Task description: Please retype the data in full and exactly; the pictures are not part of the copy.

##########

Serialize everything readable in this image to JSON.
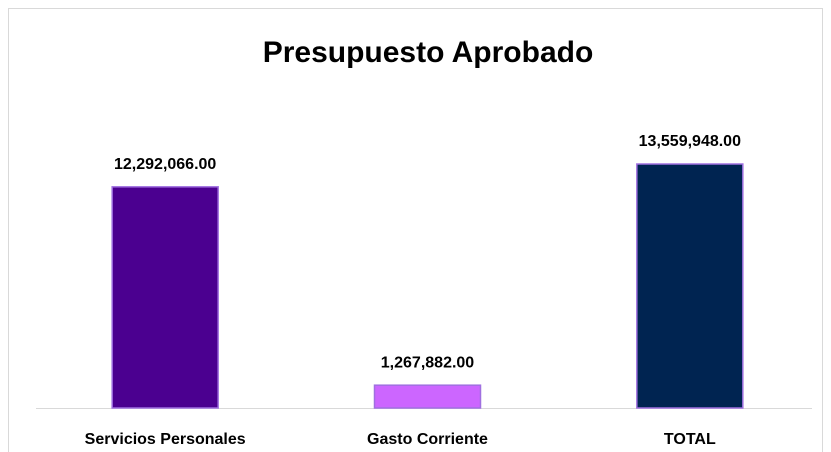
{
  "chart_data": {
    "type": "bar",
    "title": "Presupuesto Aprobado",
    "categories": [
      "Servicios Personales",
      "Gasto Corriente",
      "TOTAL"
    ],
    "values": [
      12292066,
      1267882,
      13559948
    ],
    "value_labels": [
      "12,292,066.00",
      "1,267,882.00",
      "13,559,948.00"
    ],
    "colors": [
      "#4b0090",
      "#cc66ff",
      "#002451"
    ]
  }
}
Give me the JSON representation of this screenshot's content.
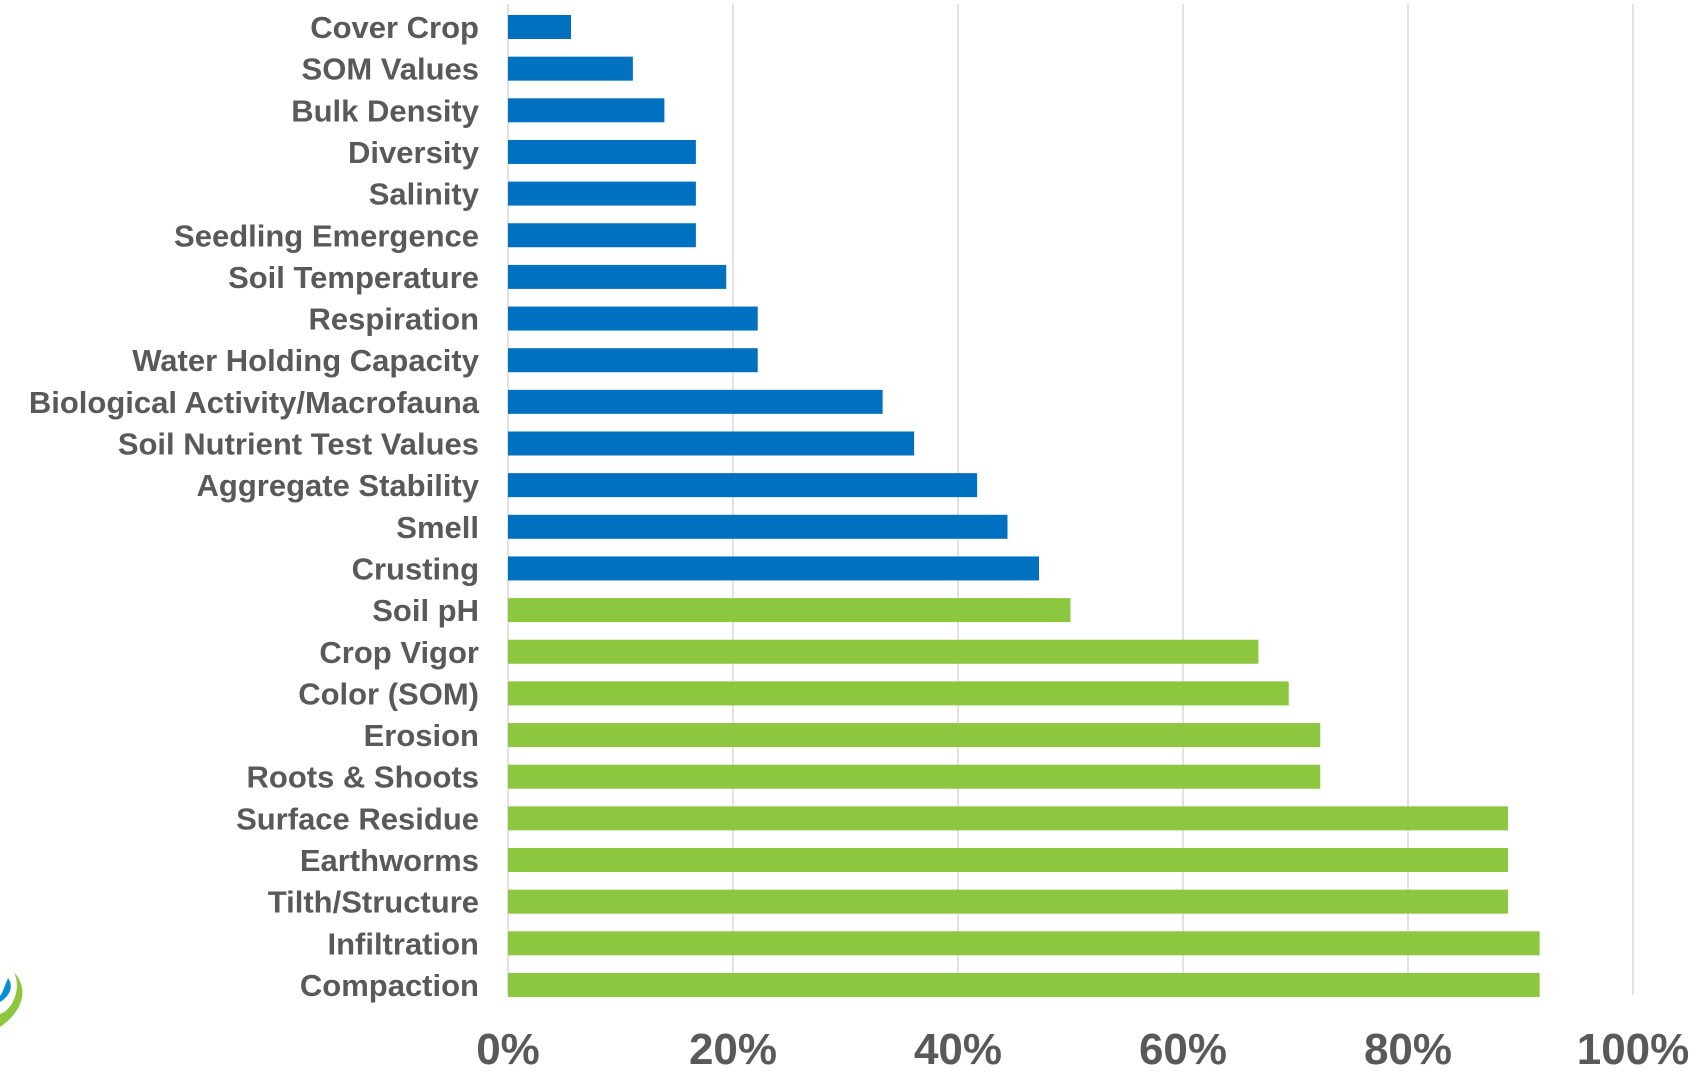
{
  "chart_data": {
    "type": "bar",
    "orientation": "horizontal",
    "title": "",
    "xlabel": "",
    "ylabel": "",
    "xlim": [
      0,
      100
    ],
    "grid": "vertical gridlines",
    "legend": "none",
    "x_ticks": [
      "0%",
      "20%",
      "40%",
      "60%",
      "80%",
      "100%"
    ],
    "categories": [
      "Cover Crop",
      "SOM Values",
      "Bulk Density",
      "Diversity",
      "Salinity",
      "Seedling Emergence",
      "Soil Temperature",
      "Respiration",
      "Water Holding Capacity",
      "Biological Activity/Macrofauna",
      "Soil Nutrient Test Values",
      "Aggregate Stability",
      "Smell",
      "Crusting",
      "Soil pH",
      "Crop Vigor",
      "Color (SOM)",
      "Erosion",
      "Roots & Shoots",
      "Surface Residue",
      "Earthworms",
      "Tilth/Structure",
      "Infiltration",
      "Compaction"
    ],
    "values": [
      5.6,
      11.1,
      13.9,
      16.7,
      16.7,
      16.7,
      19.4,
      22.2,
      22.2,
      33.3,
      36.1,
      41.7,
      44.4,
      47.2,
      50.0,
      66.7,
      69.4,
      72.2,
      72.2,
      88.9,
      88.9,
      88.9,
      91.7,
      91.7
    ],
    "colors": {
      "below_50": "#0070c0",
      "at_or_above_50": "#8dc63f",
      "label_text": "#595959",
      "gridline": "#d9d9d9"
    },
    "bar_color_group": [
      "blue",
      "blue",
      "blue",
      "blue",
      "blue",
      "blue",
      "blue",
      "blue",
      "blue",
      "blue",
      "blue",
      "blue",
      "blue",
      "blue",
      "green",
      "green",
      "green",
      "green",
      "green",
      "green",
      "green",
      "green",
      "green",
      "green"
    ]
  },
  "logo": {
    "icon": "partial-logo-icon"
  }
}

##########

Full solution:
Serialize everything readable in this image to JSON.
{
  "chart_data": {
    "type": "bar",
    "title": "Presupuesto Aprobado",
    "categories": [
      "Servicios Personales",
      "Gasto Corriente",
      "TOTAL"
    ],
    "values": [
      12292066,
      1267882,
      13559948
    ],
    "value_labels": [
      "12,292,066.00",
      "1,267,882.00",
      "13,559,948.00"
    ],
    "colors": [
      "#4b0090",
      "#cc66ff",
      "#002451"
    ]
  }
}
Give me the JSON representation of this screenshot's content.
{
  "chart_data": {
    "type": "bar",
    "orientation": "horizontal",
    "title": "",
    "xlabel": "",
    "ylabel": "",
    "xlim": [
      0,
      100
    ],
    "grid": "vertical gridlines",
    "legend": "none",
    "x_ticks": [
      "0%",
      "20%",
      "40%",
      "60%",
      "80%",
      "100%"
    ],
    "categories": [
      "Cover Crop",
      "SOM Values",
      "Bulk Density",
      "Diversity",
      "Salinity",
      "Seedling Emergence",
      "Soil Temperature",
      "Respiration",
      "Water Holding Capacity",
      "Biological Activity/Macrofauna",
      "Soil Nutrient Test Values",
      "Aggregate Stability",
      "Smell",
      "Crusting",
      "Soil pH",
      "Crop Vigor",
      "Color (SOM)",
      "Erosion",
      "Roots & Shoots",
      "Surface Residue",
      "Earthworms",
      "Tilth/Structure",
      "Infiltration",
      "Compaction"
    ],
    "values": [
      5.6,
      11.1,
      13.9,
      16.7,
      16.7,
      16.7,
      19.4,
      22.2,
      22.2,
      33.3,
      36.1,
      41.7,
      44.4,
      47.2,
      50.0,
      66.7,
      69.4,
      72.2,
      72.2,
      88.9,
      88.9,
      88.9,
      91.7,
      91.7
    ],
    "colors": {
      "below_50": "#0070c0",
      "at_or_above_50": "#8dc63f",
      "label_text": "#595959",
      "gridline": "#d9d9d9"
    },
    "bar_color_group": [
      "blue",
      "blue",
      "blue",
      "blue",
      "blue",
      "blue",
      "blue",
      "blue",
      "blue",
      "blue",
      "blue",
      "blue",
      "blue",
      "blue",
      "green",
      "green",
      "green",
      "green",
      "green",
      "green",
      "green",
      "green",
      "green",
      "green"
    ]
  },
  "logo": {
    "icon": "partial-logo-icon"
  }
}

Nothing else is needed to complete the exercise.